Return the listing below in full, with every line exactly as it is.

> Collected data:
— start —

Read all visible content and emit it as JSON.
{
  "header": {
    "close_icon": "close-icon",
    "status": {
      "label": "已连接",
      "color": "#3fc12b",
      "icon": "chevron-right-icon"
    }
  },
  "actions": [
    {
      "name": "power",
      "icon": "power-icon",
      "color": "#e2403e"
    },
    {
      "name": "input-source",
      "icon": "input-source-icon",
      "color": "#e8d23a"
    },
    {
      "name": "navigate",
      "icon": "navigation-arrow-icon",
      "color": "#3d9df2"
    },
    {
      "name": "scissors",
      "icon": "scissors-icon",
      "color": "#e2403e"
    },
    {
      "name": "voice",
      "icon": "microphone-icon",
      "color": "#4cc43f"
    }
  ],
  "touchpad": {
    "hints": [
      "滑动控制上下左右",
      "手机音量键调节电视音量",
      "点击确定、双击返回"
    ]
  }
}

— end —

> COMPLETED TASK:
Read all visible content and emit it as JSON.
{
  "header": {
    "close_icon": "close-icon",
    "status": {
      "label": "已连接",
      "color": "#3fc12b",
      "icon": "chevron-right-icon"
    }
  },
  "actions": [
    {
      "name": "power",
      "icon": "power-icon",
      "color": "#e2403e"
    },
    {
      "name": "input-source",
      "icon": "input-source-icon",
      "color": "#e8d23a"
    },
    {
      "name": "navigate",
      "icon": "navigation-arrow-icon",
      "color": "#3d9df2"
    },
    {
      "name": "scissors",
      "icon": "scissors-icon",
      "color": "#e2403e"
    },
    {
      "name": "voice",
      "icon": "microphone-icon",
      "color": "#4cc43f"
    }
  ],
  "touchpad": {
    "hints": [
      "滑动控制上下左右",
      "手机音量键调节电视音量",
      "点击确定、双击返回"
    ]
  }
}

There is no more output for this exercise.